**INSTRUCTIONS TO FOLLOW:**
Identify each line of the data below that contains the string "GEFS", and copy those lines.

**Bounding box entries:**

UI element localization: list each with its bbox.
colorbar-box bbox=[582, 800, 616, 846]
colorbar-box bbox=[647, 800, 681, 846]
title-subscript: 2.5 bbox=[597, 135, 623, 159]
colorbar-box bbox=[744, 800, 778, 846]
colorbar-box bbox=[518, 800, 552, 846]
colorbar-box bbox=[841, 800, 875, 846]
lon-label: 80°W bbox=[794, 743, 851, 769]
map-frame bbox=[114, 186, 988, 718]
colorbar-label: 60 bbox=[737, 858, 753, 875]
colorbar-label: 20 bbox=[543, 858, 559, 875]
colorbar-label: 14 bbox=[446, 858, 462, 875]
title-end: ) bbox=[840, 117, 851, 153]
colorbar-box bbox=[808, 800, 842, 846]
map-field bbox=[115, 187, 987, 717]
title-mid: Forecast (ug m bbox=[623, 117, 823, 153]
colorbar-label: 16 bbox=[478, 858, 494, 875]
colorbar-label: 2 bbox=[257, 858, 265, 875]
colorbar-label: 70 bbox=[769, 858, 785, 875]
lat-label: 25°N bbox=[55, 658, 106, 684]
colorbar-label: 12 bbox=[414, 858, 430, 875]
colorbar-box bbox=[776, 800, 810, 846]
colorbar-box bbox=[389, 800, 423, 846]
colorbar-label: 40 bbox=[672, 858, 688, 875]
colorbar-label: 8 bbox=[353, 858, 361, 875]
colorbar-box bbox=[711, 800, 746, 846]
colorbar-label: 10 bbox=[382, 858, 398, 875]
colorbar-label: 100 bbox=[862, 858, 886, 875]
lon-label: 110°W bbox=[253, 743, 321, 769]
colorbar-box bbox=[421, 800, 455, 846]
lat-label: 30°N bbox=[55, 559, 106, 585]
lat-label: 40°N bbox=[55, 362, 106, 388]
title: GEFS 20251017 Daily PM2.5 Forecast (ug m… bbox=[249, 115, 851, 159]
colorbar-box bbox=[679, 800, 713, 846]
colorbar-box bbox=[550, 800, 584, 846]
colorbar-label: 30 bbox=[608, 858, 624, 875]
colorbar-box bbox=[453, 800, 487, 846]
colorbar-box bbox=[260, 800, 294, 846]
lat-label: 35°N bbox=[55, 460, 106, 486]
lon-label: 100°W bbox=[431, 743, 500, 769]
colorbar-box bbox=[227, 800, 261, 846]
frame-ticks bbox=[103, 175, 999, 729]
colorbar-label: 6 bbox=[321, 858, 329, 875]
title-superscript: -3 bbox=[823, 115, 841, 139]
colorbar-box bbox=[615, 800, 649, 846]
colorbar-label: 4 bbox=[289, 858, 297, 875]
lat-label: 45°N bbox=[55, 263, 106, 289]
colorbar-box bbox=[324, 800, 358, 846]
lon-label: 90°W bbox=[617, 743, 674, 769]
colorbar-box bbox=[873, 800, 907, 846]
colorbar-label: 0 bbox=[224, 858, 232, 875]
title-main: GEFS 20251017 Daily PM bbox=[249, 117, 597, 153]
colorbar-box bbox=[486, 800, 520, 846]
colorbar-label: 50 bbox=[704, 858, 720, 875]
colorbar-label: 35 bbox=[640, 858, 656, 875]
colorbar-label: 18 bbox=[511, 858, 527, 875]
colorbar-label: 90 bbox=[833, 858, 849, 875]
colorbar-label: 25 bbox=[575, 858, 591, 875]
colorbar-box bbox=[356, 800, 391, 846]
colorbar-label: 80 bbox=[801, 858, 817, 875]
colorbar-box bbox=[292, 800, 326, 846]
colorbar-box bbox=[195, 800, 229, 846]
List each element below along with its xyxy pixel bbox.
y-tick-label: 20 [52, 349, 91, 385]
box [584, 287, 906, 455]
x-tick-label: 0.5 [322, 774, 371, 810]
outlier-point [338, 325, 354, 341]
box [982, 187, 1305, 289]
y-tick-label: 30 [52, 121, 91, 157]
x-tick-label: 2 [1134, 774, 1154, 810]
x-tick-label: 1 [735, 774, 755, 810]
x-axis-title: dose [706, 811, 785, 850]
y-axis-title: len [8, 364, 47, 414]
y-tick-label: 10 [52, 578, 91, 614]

**COMPLETED EXERCISE:**
title: GEFS 20251017 Daily PM2.5 Forecast (ug m… bbox=[249, 115, 851, 159]
title-main: GEFS 20251017 Daily PM bbox=[249, 117, 597, 153]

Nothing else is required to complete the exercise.